▸ **To do**:
Copy each line with the word "text" in it.

▸ **The records**:
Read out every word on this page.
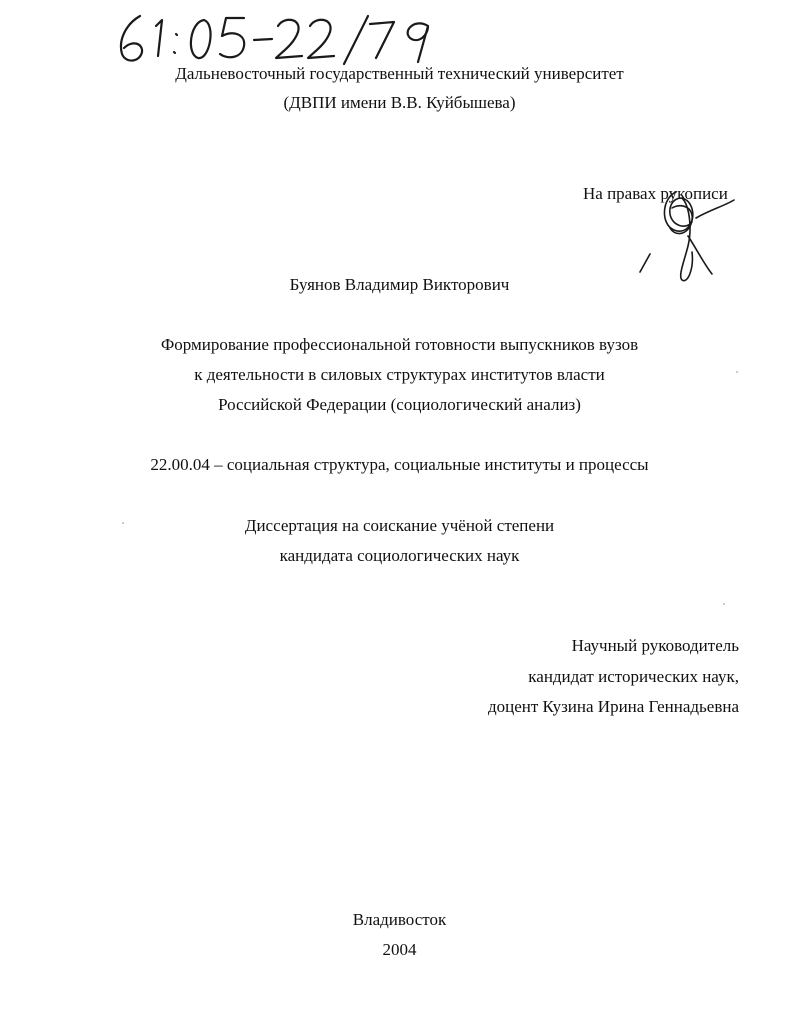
Дальневосточный государственный технический университет
(ДВПИ имени В.В. Куйбышева)
На правах рукописи
Буянов Владимир Викторович
Формирование профессиональной готовности выпускников вузов
к деятельности в силовых структурах институтов власти
Российской Федерации (социологический анализ)
22.00.04 – социальная структура, социальные институты и процессы
Диссертация на соискание учёной степени
кандидата социологических наук
Научный руководитель
кандидат исторических наук,
доцент Кузина Ирина Геннадьевна
Владивосток
2004
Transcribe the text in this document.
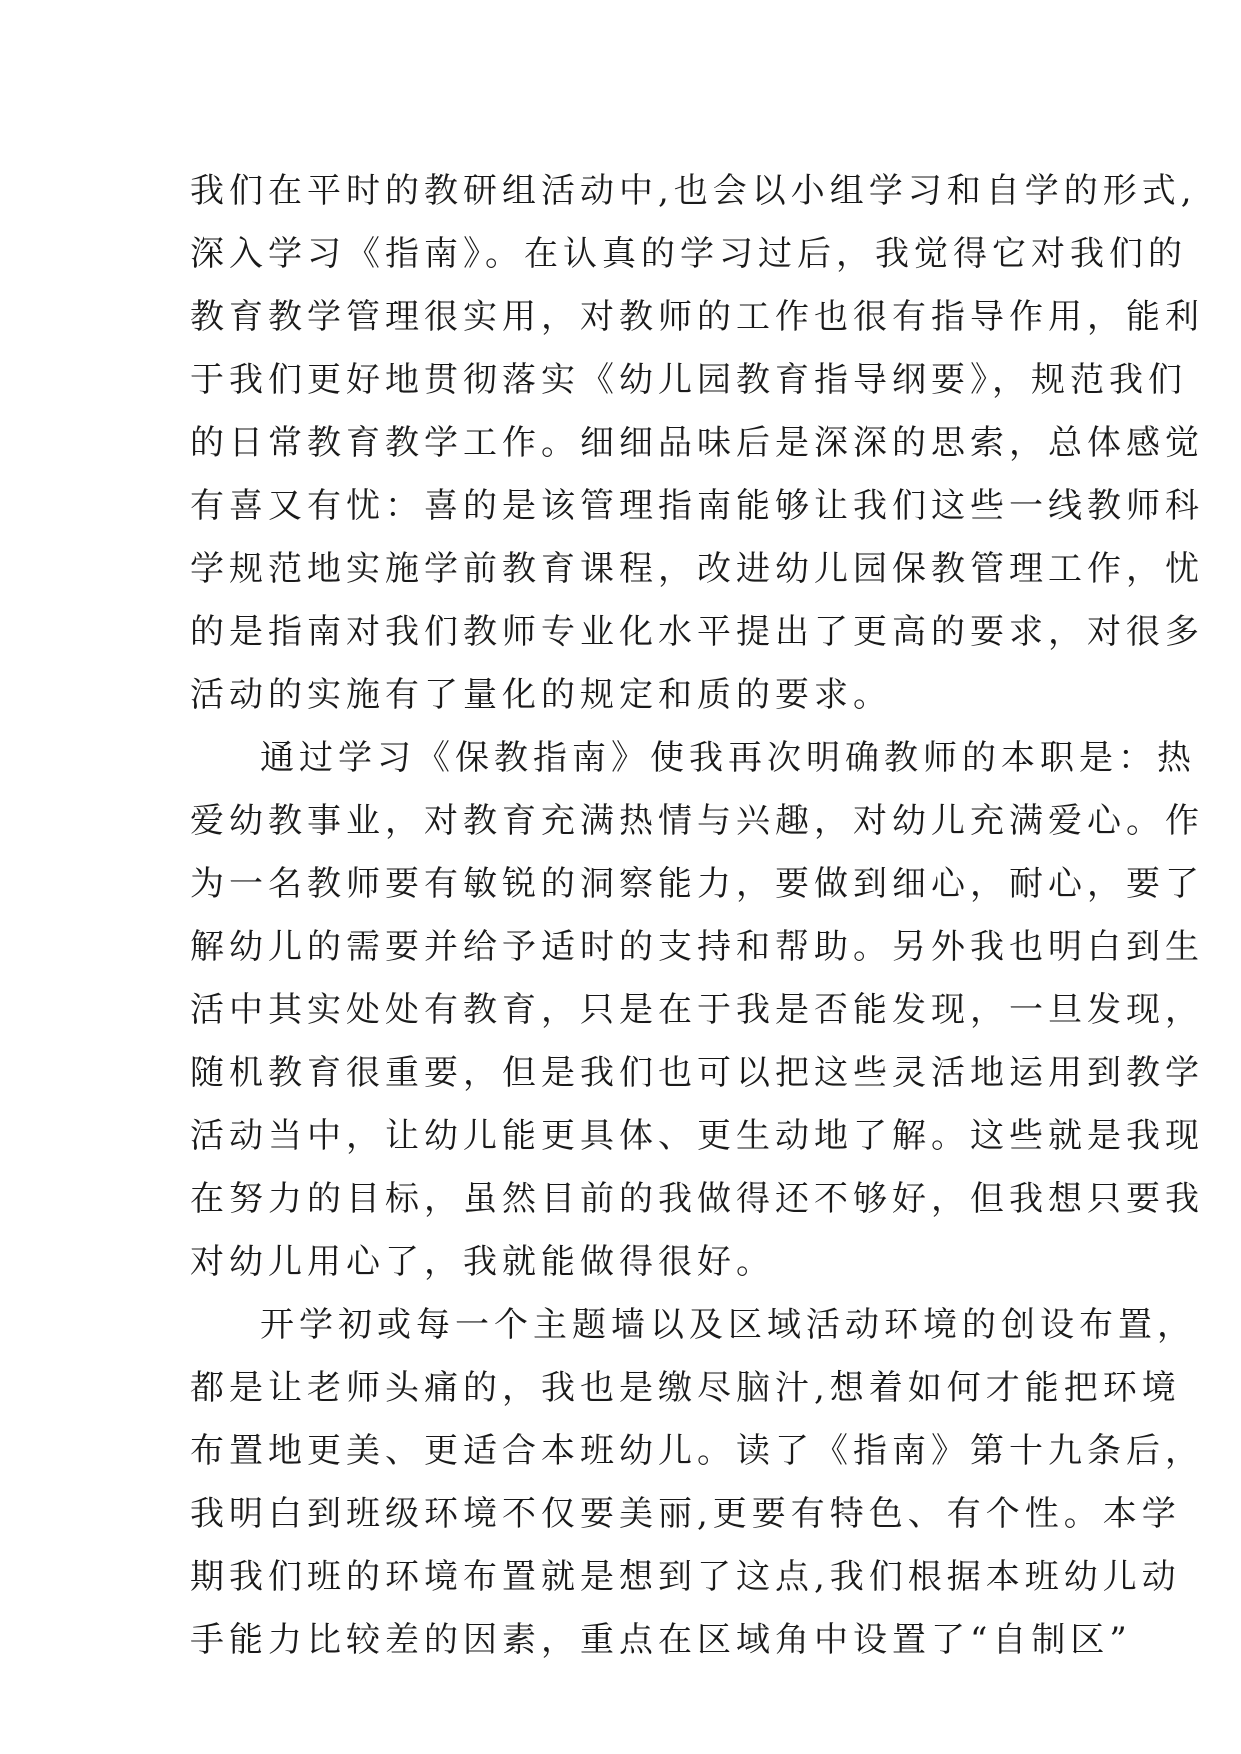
我们在平时的教研组活动中,也会以小组学习和自学的形式,
深入学习《指南》。在认真的学习过后，我觉得它对我们的
教育教学管理很实用，对教师的工作也很有指导作用，能利
于我们更好地贯彻落实《幼儿园教育指导纲要》，规范我们
的日常教育教学工作。细细品味后是深深的思索，总体感觉
有喜又有忧：喜的是该管理指南能够让我们这些一线教师科
学规范地实施学前教育课程，改进幼儿园保教管理工作，忧
的是指南对我们教师专业化水平提出了更高的要求，对很多
活动的实施有了量化的规定和质的要求。
通过学习《保教指南》使我再次明确教师的本职是：热
爱幼教事业，对教育充满热情与兴趣，对幼儿充满爱心。作
为一名教师要有敏锐的洞察能力，要做到细心，耐心，要了
解幼儿的需要并给予适时的支持和帮助。另外我也明白到生
活中其实处处有教育，只是在于我是否能发现，一旦发现，
随机教育很重要，但是我们也可以把这些灵活地运用到教学
活动当中，让幼儿能更具体、更生动地了解。这些就是我现
在努力的目标，虽然目前的我做得还不够好，但我想只要我
对幼儿用心了，我就能做得很好。
开学初或每一个主题墙以及区域活动环境的创设布置，
都是让老师头痛的，我也是缴尽脑汁,想着如何才能把环境
布置地更美、更适合本班幼儿。读了《指南》第十九条后，
我明白到班级环境不仅要美丽,更要有特色、有个性。本学
期我们班的环境布置就是想到了这点,我们根据本班幼儿动
手能力比较差的因素，重点在区域角中设置了“自制区”
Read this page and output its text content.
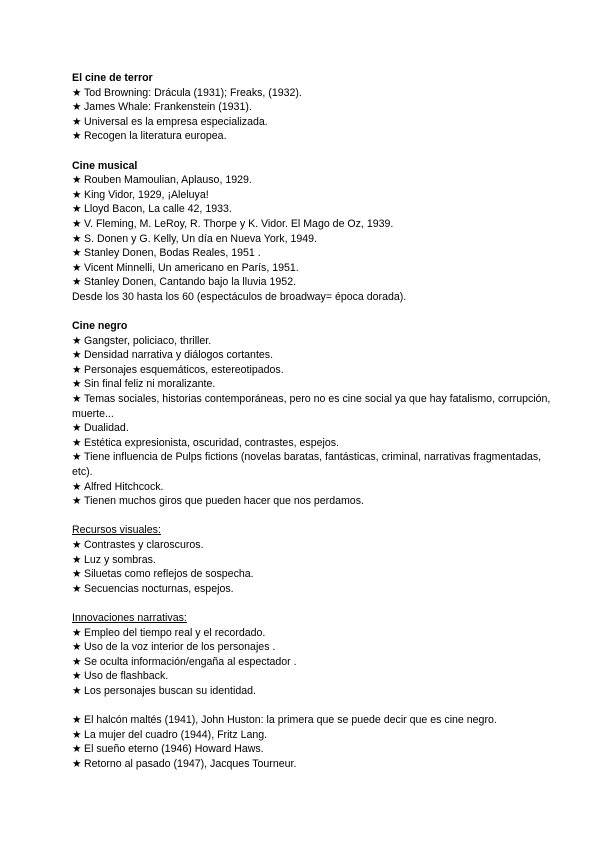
El cine de terror
★ Tod Browning: Drácula (1931); Freaks, (1932).
★ James Whale: Frankenstein (1931).
★ Universal es la empresa especializada.
★ Recogen la literatura europea.
Cine musical
★ Rouben Mamoulian, Aplauso, 1929.
★ King Vidor, 1929, ¡Aleluya!
★ Lloyd Bacon, La calle 42, 1933.
★ V. Fleming, M. LeRoy, R. Thorpe y K. Vidor. El Mago de Oz, 1939.
★ S. Donen y G. Kelly, Un día en Nueva York, 1949.
★ Stanley Donen, Bodas Reales, 1951 .
★ Vicent Minnelli, Un americano en París, 1951.
★ Stanley Donen, Cantando bajo la lluvia 1952.
Desde los 30 hasta los 60 (espectáculos de broadway= época dorada).
Cine negro
★ Gangster, policiaco, thriller.
★ Densidad narrativa y diálogos cortantes.
★ Personajes esquemáticos, estereotipados.
★ Sin final feliz ni moralizante.
★ Temas sociales, historias contemporáneas, pero no es cine social ya que hay fatalismo, corrupción, muerte...
★ Dualidad.
★ Estética expresionista, oscuridad, contrastes, espejos.
★ Tiene influencia de Pulps fictions (novelas baratas, fantásticas, criminal, narrativas fragmentadas, etc).
★ Alfred Hitchcock.
★ Tienen muchos giros que pueden hacer que nos perdamos.
Recursos visuales:
★ Contrastes y claroscuros.
★ Luz y sombras.
★ Siluetas como reflejos de sospecha.
★ Secuencias nocturnas, espejos.
Innovaciones narrativas:
★ Empleo del tiempo real y el recordado.
★ Uso de la voz interior de los personajes .
★ Se oculta información/engaña al espectador .
★ Uso de flashback.
★ Los personajes buscan su identidad.
★ El halcón maltés (1941), John Huston: la primera que se puede decir que es cine negro.
★ La mujer del cuadro (1944), Fritz Lang.
★ El sueño eterno (1946) Howard Haws.
★ Retorno al pasado (1947), Jacques Tourneur.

▸ **The solution**:
Transcribe the text in this document.
Read this page and output its text content.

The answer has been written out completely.